• _EXCERPTED RECORDS_:
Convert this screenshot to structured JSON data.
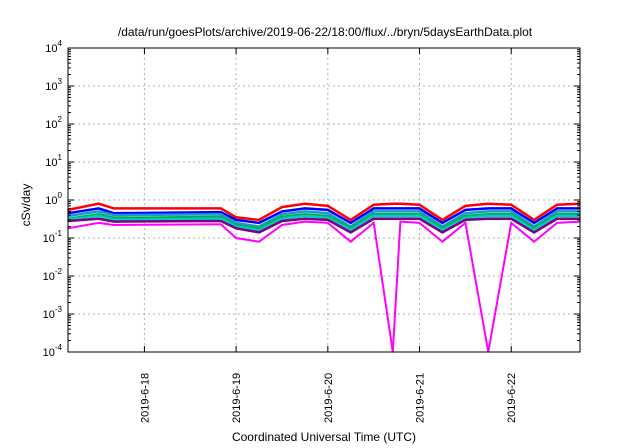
{
  "chart_data": {
    "type": "line",
    "title": "/data/run/goesPlots/archive/2019-06-22/18:00/flux/../bryn/5daysEarthData.plot",
    "xlabel": "Coordinated Universal Time (UTC)",
    "ylabel": "cSv/day",
    "yscale": "log",
    "ylim": [
      0.0001,
      10000
    ],
    "xlim": [
      "2019-06-17T04:00",
      "2019-06-22T18:00"
    ],
    "grid": true,
    "x_tick_labels": [
      "2019-6-18",
      "2019-6-19",
      "2019-6-20",
      "2019-6-21",
      "2019-6-22"
    ],
    "y_tick_labels": [
      {
        "base": "10",
        "exp": "4"
      },
      {
        "base": "10",
        "exp": "3"
      },
      {
        "base": "10",
        "exp": "2"
      },
      {
        "base": "10",
        "exp": "1"
      },
      {
        "base": "10",
        "exp": "0"
      },
      {
        "base": "10",
        "exp": "-1"
      },
      {
        "base": "10",
        "exp": "-2"
      },
      {
        "base": "10",
        "exp": "-3"
      },
      {
        "base": "10",
        "exp": "-4"
      }
    ],
    "x": [
      "2019-06-17T04:00",
      "2019-06-17T12:00",
      "2019-06-17T16:00",
      "2019-06-18T20:00",
      "2019-06-19T00:00",
      "2019-06-19T06:00",
      "2019-06-19T12:00",
      "2019-06-19T18:00",
      "2019-06-20T00:00",
      "2019-06-20T06:00",
      "2019-06-20T12:00",
      "2019-06-20T17:00",
      "2019-06-20T19:00",
      "2019-06-21T00:00",
      "2019-06-21T06:00",
      "2019-06-21T12:00",
      "2019-06-21T18:00",
      "2019-06-22T00:00",
      "2019-06-22T06:00",
      "2019-06-22T12:00",
      "2019-06-22T18:00"
    ],
    "series": [
      {
        "color": "#ff0000",
        "values": [
          0.55,
          0.8,
          0.6,
          0.6,
          0.35,
          0.3,
          0.65,
          0.8,
          0.7,
          0.3,
          0.75,
          0.8,
          0.8,
          0.75,
          0.3,
          0.7,
          0.8,
          0.75,
          0.3,
          0.75,
          0.8
        ]
      },
      {
        "color": "#0000ff",
        "values": [
          0.45,
          0.6,
          0.45,
          0.48,
          0.3,
          0.25,
          0.5,
          0.6,
          0.55,
          0.25,
          0.6,
          0.6,
          0.6,
          0.6,
          0.25,
          0.55,
          0.6,
          0.6,
          0.25,
          0.6,
          0.6
        ]
      },
      {
        "color": "#1a9bd0",
        "values": [
          0.38,
          0.5,
          0.4,
          0.42,
          0.25,
          0.2,
          0.42,
          0.5,
          0.45,
          0.2,
          0.5,
          0.5,
          0.5,
          0.5,
          0.2,
          0.45,
          0.5,
          0.5,
          0.2,
          0.5,
          0.5
        ]
      },
      {
        "color": "#00b050",
        "values": [
          0.32,
          0.42,
          0.34,
          0.36,
          0.22,
          0.18,
          0.36,
          0.42,
          0.38,
          0.18,
          0.42,
          0.42,
          0.42,
          0.42,
          0.18,
          0.38,
          0.42,
          0.42,
          0.18,
          0.42,
          0.42
        ]
      },
      {
        "color": "#00cccc",
        "values": [
          0.3,
          0.38,
          0.3,
          0.32,
          0.2,
          0.16,
          0.32,
          0.38,
          0.34,
          0.16,
          0.38,
          0.38,
          0.38,
          0.38,
          0.16,
          0.34,
          0.38,
          0.38,
          0.16,
          0.38,
          0.38
        ]
      },
      {
        "color": "#800080",
        "values": [
          0.28,
          0.32,
          0.27,
          0.28,
          0.18,
          0.14,
          0.28,
          0.32,
          0.3,
          0.14,
          0.32,
          0.32,
          0.32,
          0.32,
          0.14,
          0.3,
          0.32,
          0.32,
          0.14,
          0.32,
          0.32
        ]
      },
      {
        "color": "#ff00ff",
        "values": [
          0.18,
          0.25,
          0.22,
          0.23,
          0.1,
          0.08,
          0.22,
          0.27,
          0.25,
          0.08,
          0.25,
          0.0001,
          0.27,
          0.25,
          0.08,
          0.25,
          0.0001,
          0.25,
          0.08,
          0.25,
          0.27
        ]
      }
    ]
  }
}
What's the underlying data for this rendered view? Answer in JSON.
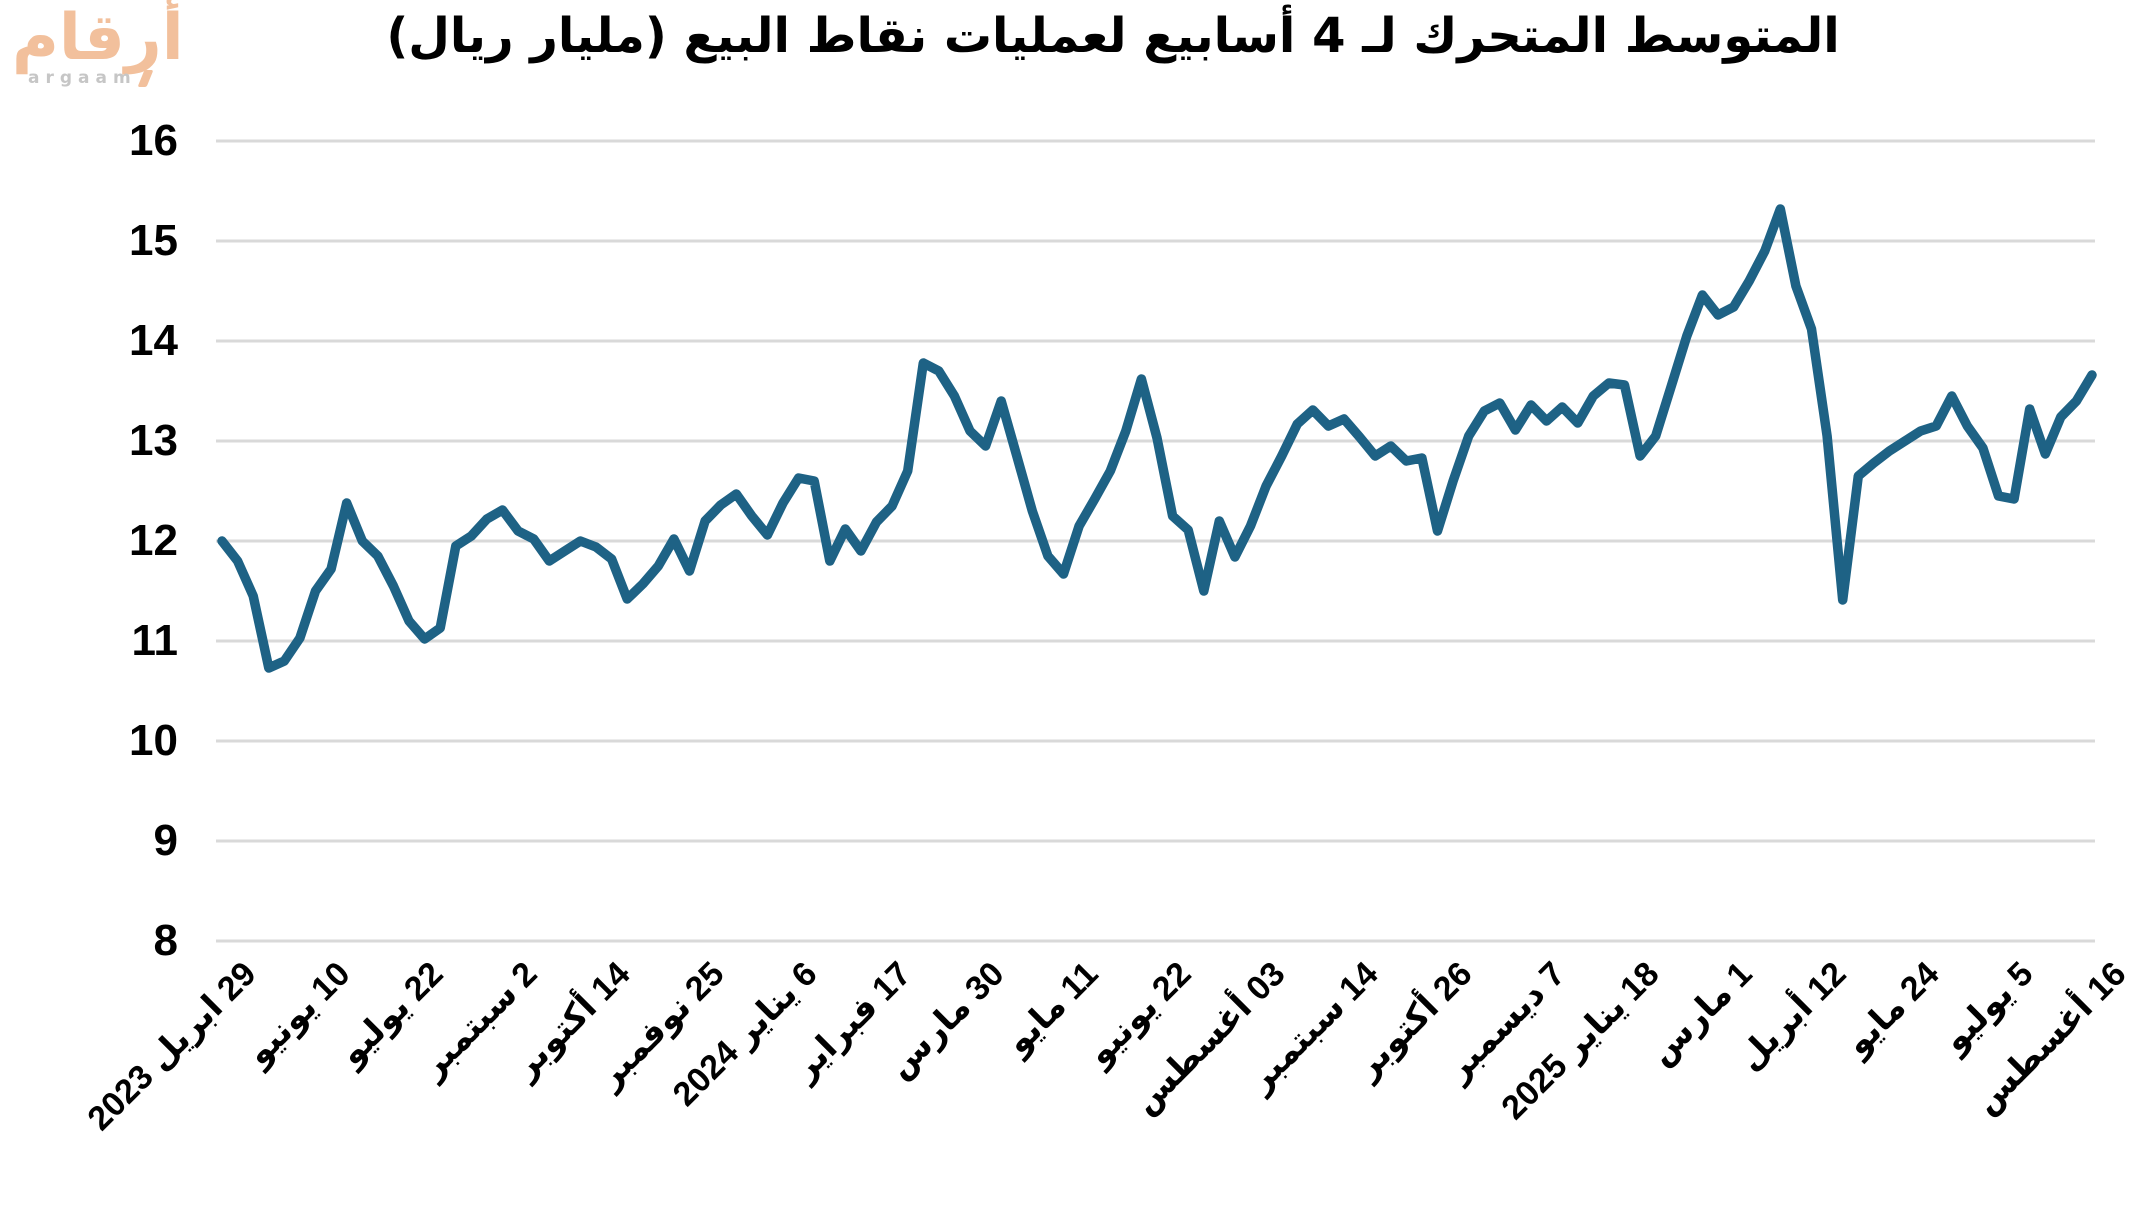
{
  "logo": {
    "arabic": "أرقام",
    "latin": "argaam",
    "brand_color": "#f2c09c",
    "latin_color": "#c6c6c6"
  },
  "chart_data": {
    "type": "line",
    "title": "المتوسط المتحرك لـ 4 أسابيع لعمليات نقاط البيع (مليار ريال)",
    "xlabel": "",
    "ylabel": "",
    "ylim": [
      8,
      16
    ],
    "y_ticks": [
      8,
      9,
      10,
      11,
      12,
      13,
      14,
      15,
      16
    ],
    "grid": true,
    "legend": "none",
    "line_color": "#1e6285",
    "grid_color": "#d9d9d9",
    "x_tick_every": 6,
    "x_tick_labels": [
      "29 ابريل 2023",
      "10 يونيو",
      "22 يوليو",
      "2 سبتمبر",
      "14 أكتوبر",
      "25 نوفمبر",
      "6 يناير 2024",
      "17 فبراير",
      "30 مارس",
      "11 مايو",
      "22 يونيو",
      "03 أغسطس",
      "14 سبتمبر",
      "26 أكتوبر",
      "7 ديسمبر",
      "18 يناير 2025",
      "1 مارس",
      "12 أبريل",
      "24 مايو",
      "5 يوليو",
      "16 أغسطس"
    ],
    "values": [
      12.0,
      11.8,
      11.45,
      10.73,
      10.8,
      11.03,
      11.5,
      11.72,
      12.38,
      12.0,
      11.85,
      11.55,
      11.2,
      11.02,
      11.13,
      11.95,
      12.05,
      12.22,
      12.31,
      12.1,
      12.02,
      11.8,
      11.9,
      12.0,
      11.94,
      11.82,
      11.42,
      11.57,
      11.75,
      12.02,
      11.7,
      12.2,
      12.36,
      12.47,
      12.25,
      12.06,
      12.38,
      12.63,
      12.6,
      11.8,
      12.12,
      11.9,
      12.19,
      12.35,
      12.7,
      13.78,
      13.7,
      13.45,
      13.1,
      12.95,
      13.4,
      12.85,
      12.3,
      11.85,
      11.67,
      12.15,
      12.42,
      12.7,
      13.1,
      13.62,
      13.03,
      12.25,
      12.11,
      11.5,
      12.2,
      11.84,
      12.15,
      12.55,
      12.85,
      13.17,
      13.31,
      13.15,
      13.22,
      13.04,
      12.85,
      12.95,
      12.8,
      12.83,
      12.1,
      12.6,
      13.05,
      13.3,
      13.38,
      13.11,
      13.36,
      13.2,
      13.34,
      13.18,
      13.45,
      13.58,
      13.56,
      12.85,
      13.05,
      13.55,
      14.05,
      14.46,
      14.26,
      14.34,
      14.6,
      14.9,
      15.32,
      14.55,
      14.12,
      13.05,
      11.41,
      12.65,
      12.78,
      12.9,
      13.0,
      13.1,
      13.15,
      13.45,
      13.15,
      12.93,
      12.45,
      12.42,
      13.32,
      12.87,
      13.24,
      13.4,
      13.66
    ]
  }
}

• _TASK DETAILS_: Count the lines in the material above where the string "xlabel" appears, then state only that count.

• _COMPLETE ANSWER_: 2